_TO BE DONE_
Review the material line by line. Identify and copy every line that contains the string "谷仲幸一".

_Extracted records_
Start

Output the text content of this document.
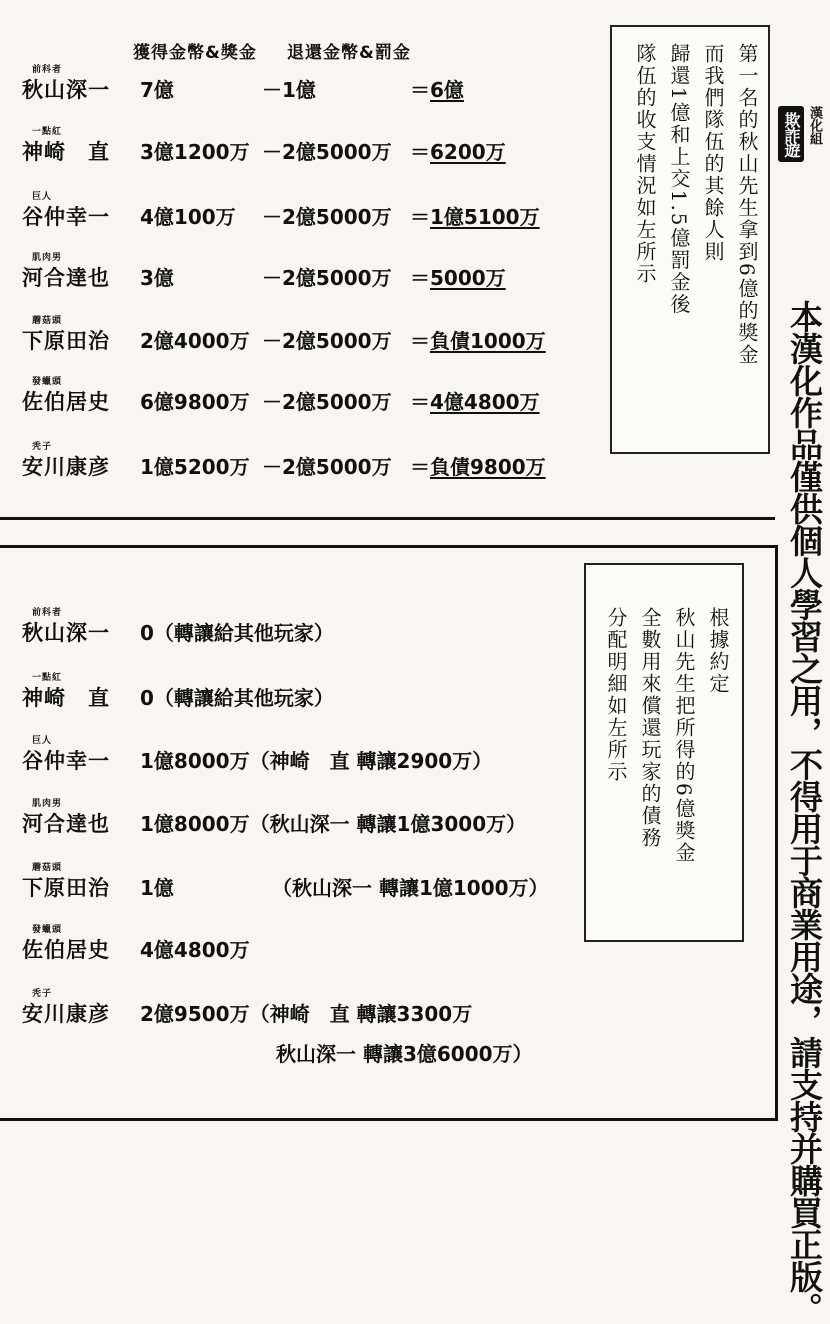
獲得金幣&獎金 退還金幣&罰金
前科者
秋山深一 7億	－1億	＝6億
一點紅
神崎　直 3億1200万 －2億5000万 ＝6200万
巨人
谷仲幸一 4億100万 －2億5000万 ＝1億5100万
肌肉男
河合達也 3億	－2億5000万 ＝5000万
蘑菇頭
下原田治 2億4000万 －2億5000万 ＝負債1000万
發蠟頭
佐伯居史 6億9800万 －2億5000万 ＝4億4800万
秃子
安川康彦 1億5200万 －2億5000万 ＝負債9800万
第一名的秋山先生拿到6億的獎金
而我們隊伍的其餘人則
歸還1億和上交1.5億罰金後
隊伍的收支情況如左所示
前科者
秋山深一 0（轉讓給其他玩家）
一點紅
神崎　直 0（轉讓給其他玩家）
巨人
谷仲幸一 1億8000万（神崎　直 轉讓2900万）
肌肉男
河合達也 1億8000万（秋山深一 轉讓1億3000万）
蘑菇頭
下原田治 1億	（秋山深一 轉讓1億1000万）
發蠟頭
佐伯居史 4億4800万
秃子
安川康彦 2億9500万（神崎　直 轉讓3300万
秋山深一 轉讓3億6000万）
根據約定
秋山先生把所得的6億獎金
全數用來償還玩家的債務
分配明細如左所示
欺詐遊 漢化組
本漢化作品僅供個人學習之用，不得用于商業用途，請支持并購買正版。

End

_FULL RESPONSE_
谷仲幸一 4億100万 －2億5000万 ＝1億5100万
谷仲幸一 1億8000万（神崎　直 轉讓2900万）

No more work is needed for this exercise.